Given instruction: Look through the material below for "this". Copy every line that contains it.

= = = = =

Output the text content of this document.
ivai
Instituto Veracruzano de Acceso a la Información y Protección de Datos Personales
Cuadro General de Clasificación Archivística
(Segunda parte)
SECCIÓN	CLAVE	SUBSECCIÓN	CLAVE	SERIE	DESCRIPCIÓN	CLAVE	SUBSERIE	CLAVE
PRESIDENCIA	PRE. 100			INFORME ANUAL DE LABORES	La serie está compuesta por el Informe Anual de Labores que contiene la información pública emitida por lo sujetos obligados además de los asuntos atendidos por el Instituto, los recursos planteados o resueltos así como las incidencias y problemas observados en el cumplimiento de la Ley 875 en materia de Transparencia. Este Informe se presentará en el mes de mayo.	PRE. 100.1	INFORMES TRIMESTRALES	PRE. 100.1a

= = = = =

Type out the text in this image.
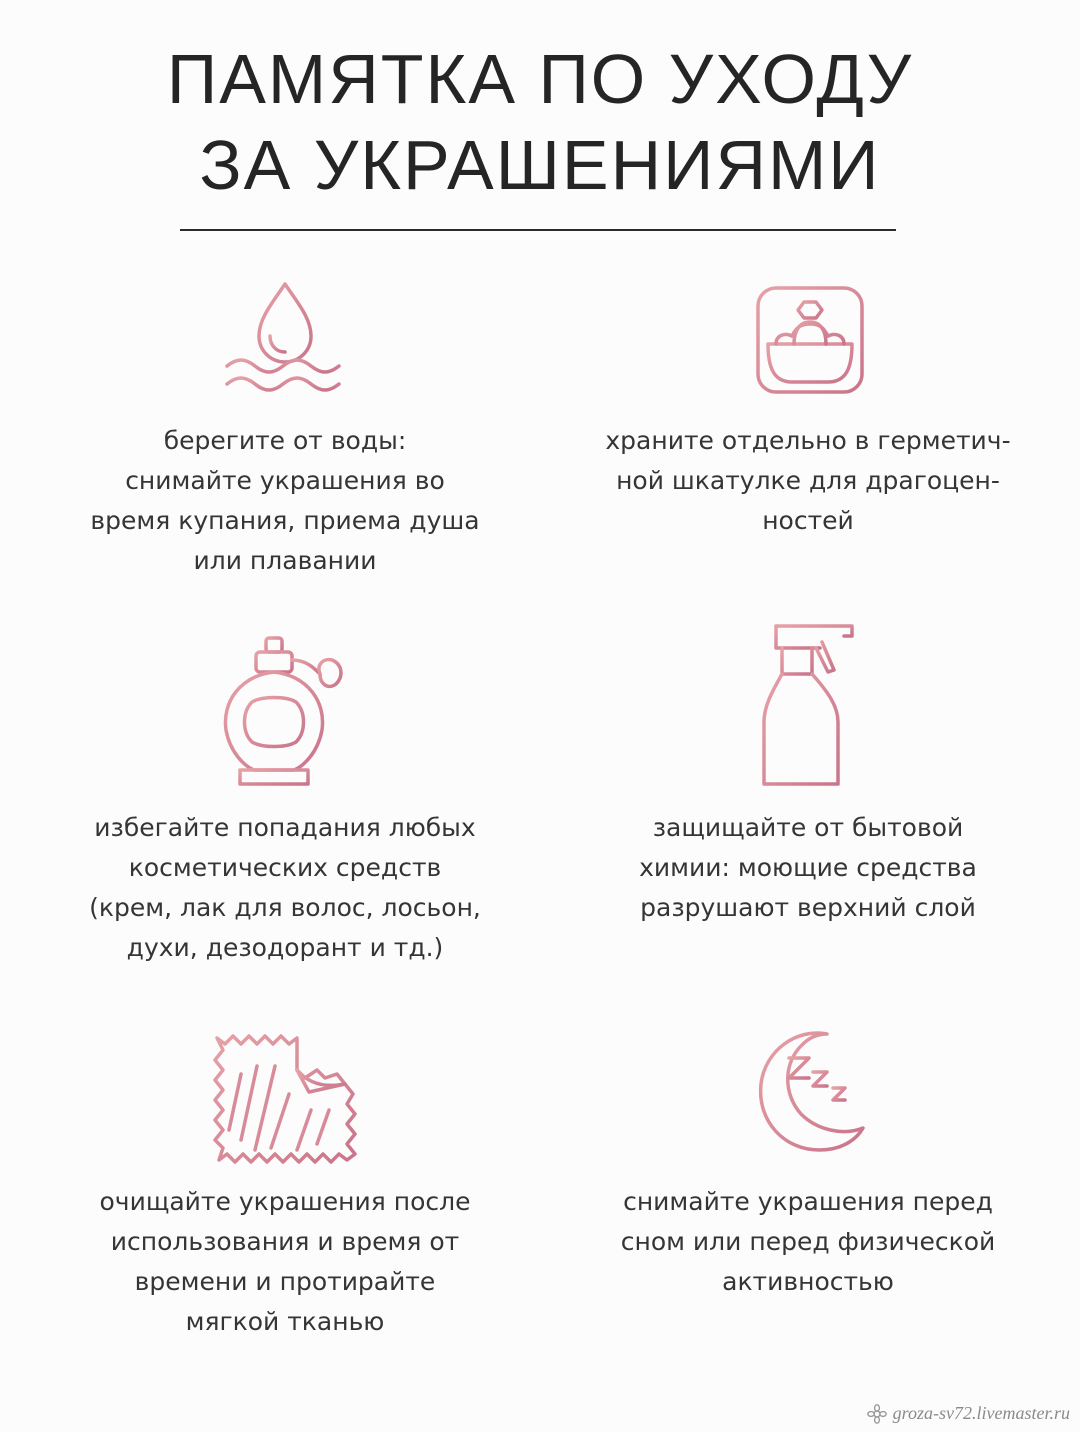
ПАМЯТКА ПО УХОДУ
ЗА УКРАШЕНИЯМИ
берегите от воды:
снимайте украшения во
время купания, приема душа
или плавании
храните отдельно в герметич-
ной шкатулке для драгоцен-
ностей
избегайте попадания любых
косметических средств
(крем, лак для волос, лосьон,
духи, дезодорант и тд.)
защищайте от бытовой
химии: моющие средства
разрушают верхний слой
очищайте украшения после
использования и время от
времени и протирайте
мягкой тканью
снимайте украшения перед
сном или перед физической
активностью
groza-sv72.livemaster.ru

= = = = =

Worked solution:
Output the text content of this document.
Type out the text in this image.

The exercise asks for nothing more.